**YOUR OBJECTIVE:** Pictures do not belong in the copy; restate the records below word for word.

(Records from a data collection)
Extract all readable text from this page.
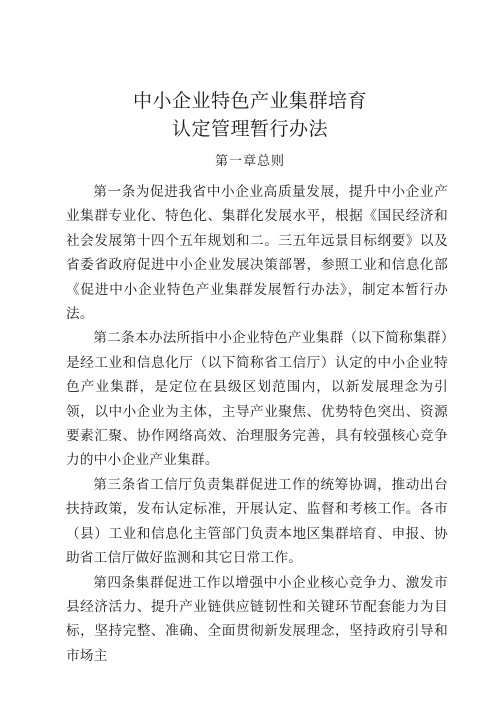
中小企业特色产业集群培育
认定管理暂行办法
第一章总则

第一条为促进我省中小企业高质量发展，提升中小企业产业集群专业化、特色化、集群化发展水平，根据《国民经济和社会发展第十四个五年规划和二。三五年远景目标纲要》以及省委省政府促进中小企业发展决策部署，参照工业和信息化部《促进中小企业特色产业集群发展暂行办法》，制定本暂行办法。

第二条本办法所指中小企业特色产业集群（以下简称集群）是经工业和信息化厅（以下简称省工信厅）认定的中小企业特色产业集群，是定位在县级区划范围内，以新发展理念为引领，以中小企业为主体，主导产业聚焦、优势特色突出、资源要素汇聚、协作网络高效、治理服务完善，具有较强核心竞争力的中小企业产业集群。

第三条省工信厅负责集群促进工作的统筹协调，推动出台扶持政策，发布认定标准，开展认定、监督和考核工作。各市（县）工业和信息化主管部门负责本地区集群培育、申报、协助省工信厅做好监测和其它日常工作。

第四条集群促进工作以增强中小企业核心竞争力、激发市县经济活力、提升产业链供应链韧性和关键环节配套能力为目标，坚持完整、准确、全面贯彻新发展理念，坚持政府引导和市场主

**FINISHED EXERCISE:**
Extract all readable text from this page.
中小企业特色产业集群培育
认定管理暂行办法
第一章总则

第一条为促进我省中小企业高质量发展，提升中小企业产业集群专业化、特色化、集群化发展水平，根据《国民经济和社会发展第十四个五年规划和二。三五年远景目标纲要》以及省委省政府促进中小企业发展决策部署，参照工业和信息化部《促进中小企业特色产业集群发展暂行办法》，制定本暂行办法。

第二条本办法所指中小企业特色产业集群（以下简称集群）是经工业和信息化厅（以下简称省工信厅）认定的中小企业特色产业集群，是定位在县级区划范围内，以新发展理念为引领，以中小企业为主体，主导产业聚焦、优势特色突出、资源要素汇聚、协作网络高效、治理服务完善，具有较强核心竞争力的中小企业产业集群。

第三条省工信厅负责集群促进工作的统筹协调，推动出台扶持政策，发布认定标准，开展认定、监督和考核工作。各市（县）工业和信息化主管部门负责本地区集群培育、申报、协助省工信厅做好监测和其它日常工作。

第四条集群促进工作以增强中小企业核心竞争力、激发市县经济活力、提升产业链供应链韧性和关键环节配套能力为目标，坚持完整、准确、全面贯彻新发展理念，坚持政府引导和市场主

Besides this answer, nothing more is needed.